| Set task |
Find each line containing the string "ylabel" and return it.

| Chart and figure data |

_ _ _ _ _

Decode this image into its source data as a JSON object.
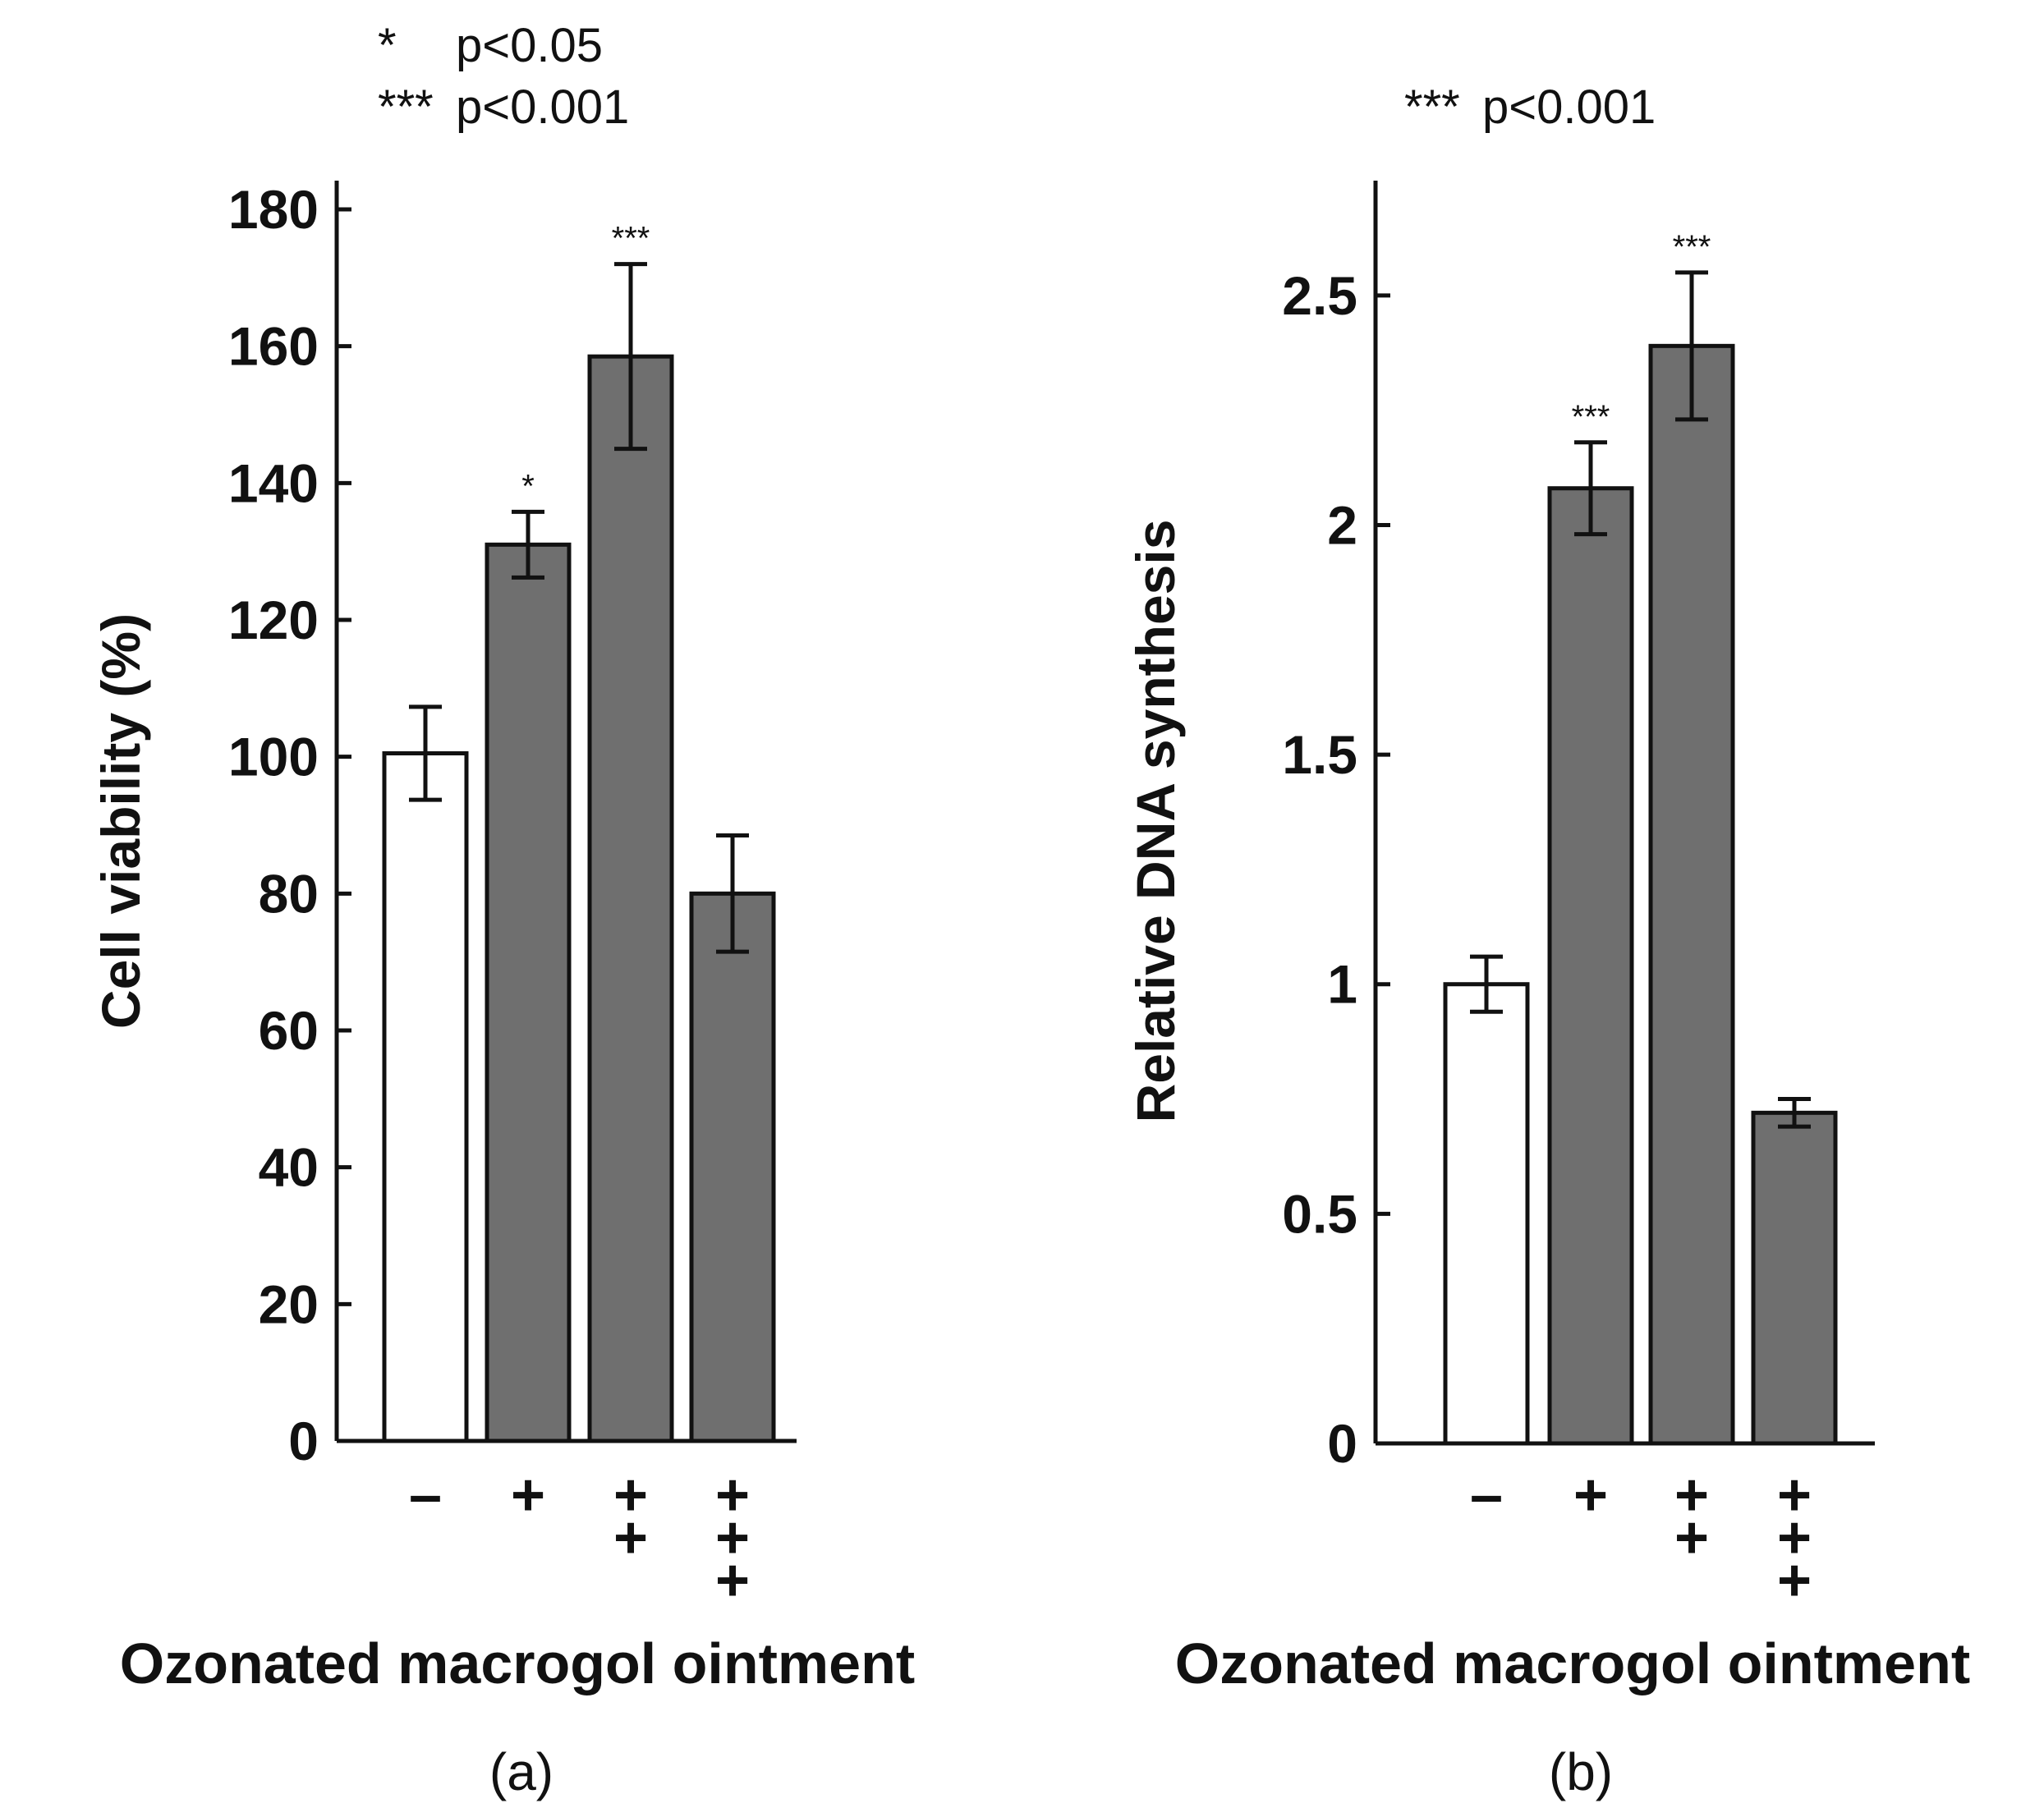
{
  "chart_data": [
    {
      "type": "bar",
      "panel_label": "(a)",
      "legend_lines": [
        {
          "mark": "*",
          "text": "p<0.05"
        },
        {
          "mark": "***",
          "text": "p<0.001"
        }
      ],
      "ylabel": "Cell viability (%)",
      "xlabel": "Ozonated macrogol ointment",
      "ylim": [
        0,
        180
      ],
      "yticks": [
        "0",
        "20",
        "40",
        "60",
        "80",
        "100",
        "120",
        "140",
        "160",
        "180"
      ],
      "categories": [
        {
          "lines": [
            "–"
          ]
        },
        {
          "lines": [
            "+"
          ]
        },
        {
          "lines": [
            "+",
            "+"
          ]
        },
        {
          "lines": [
            "+",
            "+",
            "+"
          ]
        }
      ],
      "values": [
        100.5,
        131,
        158.5,
        80
      ],
      "errors": [
        6.8,
        4.8,
        13.5,
        8.5
      ],
      "significance": [
        "",
        "*",
        "***",
        ""
      ],
      "bar_colors": [
        "#ffffff",
        "#6f6f6f",
        "#6f6f6f",
        "#6f6f6f"
      ]
    },
    {
      "type": "bar",
      "panel_label": "(b)",
      "legend_lines": [
        {
          "mark": "***",
          "text": "p<0.001"
        }
      ],
      "ylabel": "Relative DNA synthesis",
      "xlabel": "Ozonated macrogol ointment",
      "ylim": [
        0,
        2.75
      ],
      "yticks": [
        "0",
        "0.5",
        "1",
        "1.5",
        "2",
        "2.5"
      ],
      "categories": [
        {
          "lines": [
            "–"
          ]
        },
        {
          "lines": [
            "+"
          ]
        },
        {
          "lines": [
            "+",
            "+"
          ]
        },
        {
          "lines": [
            "+",
            "+",
            "+"
          ]
        }
      ],
      "values": [
        1.0,
        2.08,
        2.39,
        0.72
      ],
      "errors": [
        0.06,
        0.1,
        0.16,
        0.03
      ],
      "significance": [
        "",
        "***",
        "***",
        ""
      ],
      "bar_colors": [
        "#ffffff",
        "#6f6f6f",
        "#6f6f6f",
        "#6f6f6f"
      ]
    }
  ]
}
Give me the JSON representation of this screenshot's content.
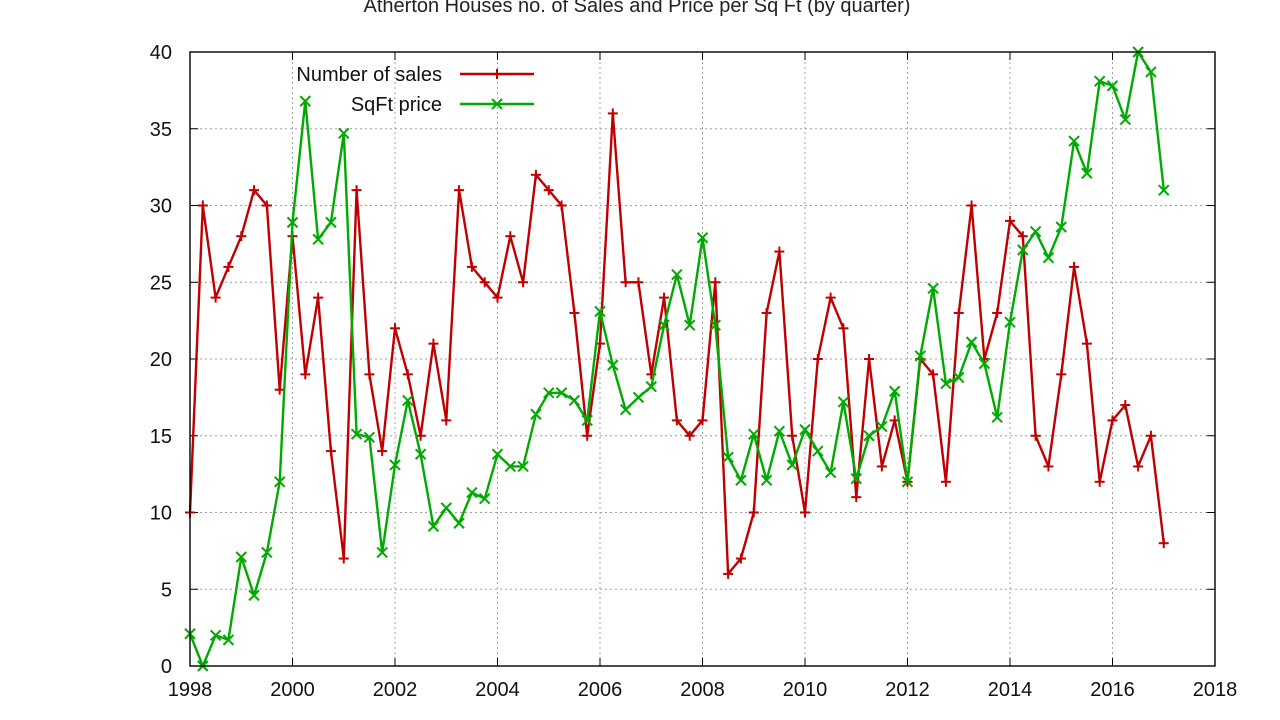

_ _ _ _ _

| The result |
      "ylabel": "Cell viability (%)",
      "ylabel": "Relative DNA synthesis",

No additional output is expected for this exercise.